#### [Requirement]
Search the listing below for the word "Philippe" and copy each line that holds it.

#### [Dataset records]
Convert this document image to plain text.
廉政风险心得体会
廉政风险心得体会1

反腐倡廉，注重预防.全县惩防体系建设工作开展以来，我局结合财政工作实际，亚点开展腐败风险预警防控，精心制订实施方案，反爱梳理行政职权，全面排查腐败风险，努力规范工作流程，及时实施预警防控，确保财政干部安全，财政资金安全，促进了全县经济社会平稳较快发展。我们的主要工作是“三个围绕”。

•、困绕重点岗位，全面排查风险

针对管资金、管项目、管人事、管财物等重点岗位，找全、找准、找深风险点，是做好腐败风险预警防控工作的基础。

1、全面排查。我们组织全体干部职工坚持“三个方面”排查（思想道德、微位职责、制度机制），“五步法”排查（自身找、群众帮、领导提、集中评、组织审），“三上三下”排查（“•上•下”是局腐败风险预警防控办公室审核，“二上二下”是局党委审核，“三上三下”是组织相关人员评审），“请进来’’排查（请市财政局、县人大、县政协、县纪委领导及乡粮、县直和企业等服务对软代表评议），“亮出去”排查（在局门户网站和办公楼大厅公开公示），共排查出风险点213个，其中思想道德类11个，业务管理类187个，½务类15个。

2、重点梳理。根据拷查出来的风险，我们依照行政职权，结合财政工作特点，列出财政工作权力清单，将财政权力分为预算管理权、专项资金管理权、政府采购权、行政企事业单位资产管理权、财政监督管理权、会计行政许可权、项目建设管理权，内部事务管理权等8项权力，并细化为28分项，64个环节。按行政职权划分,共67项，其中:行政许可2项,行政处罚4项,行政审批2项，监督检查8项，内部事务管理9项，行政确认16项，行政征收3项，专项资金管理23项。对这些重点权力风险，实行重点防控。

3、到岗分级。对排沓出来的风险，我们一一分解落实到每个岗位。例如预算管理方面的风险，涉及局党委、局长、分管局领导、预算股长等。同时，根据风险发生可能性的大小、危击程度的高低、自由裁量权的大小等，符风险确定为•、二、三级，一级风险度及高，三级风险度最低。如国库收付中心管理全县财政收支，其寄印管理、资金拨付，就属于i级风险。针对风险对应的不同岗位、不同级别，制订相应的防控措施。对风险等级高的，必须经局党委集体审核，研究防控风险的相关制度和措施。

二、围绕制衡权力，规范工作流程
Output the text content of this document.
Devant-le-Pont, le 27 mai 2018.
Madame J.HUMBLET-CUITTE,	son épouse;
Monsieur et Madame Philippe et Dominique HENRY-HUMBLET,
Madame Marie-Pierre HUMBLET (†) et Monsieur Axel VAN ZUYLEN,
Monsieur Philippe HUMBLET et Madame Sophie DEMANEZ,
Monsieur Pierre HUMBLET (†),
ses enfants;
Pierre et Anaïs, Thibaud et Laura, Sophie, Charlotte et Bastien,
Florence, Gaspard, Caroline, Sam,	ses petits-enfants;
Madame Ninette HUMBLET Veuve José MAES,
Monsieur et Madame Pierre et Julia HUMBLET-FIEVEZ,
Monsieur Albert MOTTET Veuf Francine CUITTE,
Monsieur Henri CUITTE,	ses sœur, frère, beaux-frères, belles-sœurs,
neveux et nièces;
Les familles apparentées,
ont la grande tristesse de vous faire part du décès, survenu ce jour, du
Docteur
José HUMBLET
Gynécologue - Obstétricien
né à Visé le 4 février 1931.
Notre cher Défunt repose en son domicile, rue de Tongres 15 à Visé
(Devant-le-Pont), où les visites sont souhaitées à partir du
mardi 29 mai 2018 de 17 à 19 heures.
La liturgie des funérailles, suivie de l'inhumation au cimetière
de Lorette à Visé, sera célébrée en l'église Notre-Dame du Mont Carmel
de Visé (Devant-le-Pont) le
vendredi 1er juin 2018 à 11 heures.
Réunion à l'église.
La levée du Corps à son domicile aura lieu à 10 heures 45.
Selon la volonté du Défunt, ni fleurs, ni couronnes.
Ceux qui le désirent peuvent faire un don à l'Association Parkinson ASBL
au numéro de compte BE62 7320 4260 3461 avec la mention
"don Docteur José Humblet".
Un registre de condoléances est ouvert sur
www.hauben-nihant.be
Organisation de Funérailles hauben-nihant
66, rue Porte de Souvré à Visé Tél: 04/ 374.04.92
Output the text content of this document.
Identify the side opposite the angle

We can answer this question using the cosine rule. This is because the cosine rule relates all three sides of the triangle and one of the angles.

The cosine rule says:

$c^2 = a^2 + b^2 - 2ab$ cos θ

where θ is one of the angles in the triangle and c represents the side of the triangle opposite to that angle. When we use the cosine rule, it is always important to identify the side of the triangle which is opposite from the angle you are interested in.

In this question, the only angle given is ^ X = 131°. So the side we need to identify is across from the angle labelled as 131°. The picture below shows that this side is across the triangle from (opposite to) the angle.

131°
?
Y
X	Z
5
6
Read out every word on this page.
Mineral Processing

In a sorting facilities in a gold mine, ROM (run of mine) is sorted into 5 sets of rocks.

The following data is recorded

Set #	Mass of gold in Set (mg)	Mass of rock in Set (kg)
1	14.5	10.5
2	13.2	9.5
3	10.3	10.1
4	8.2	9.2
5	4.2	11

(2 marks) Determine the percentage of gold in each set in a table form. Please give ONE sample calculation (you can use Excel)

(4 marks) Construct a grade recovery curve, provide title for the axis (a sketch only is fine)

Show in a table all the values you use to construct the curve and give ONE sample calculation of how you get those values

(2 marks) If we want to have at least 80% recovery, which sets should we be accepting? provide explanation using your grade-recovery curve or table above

#### [Response]
Monsieur et Madame Philippe et Dominique HENRY-HUMBLET,
Monsieur Philippe HUMBLET et Madame Sophie DEMANEZ,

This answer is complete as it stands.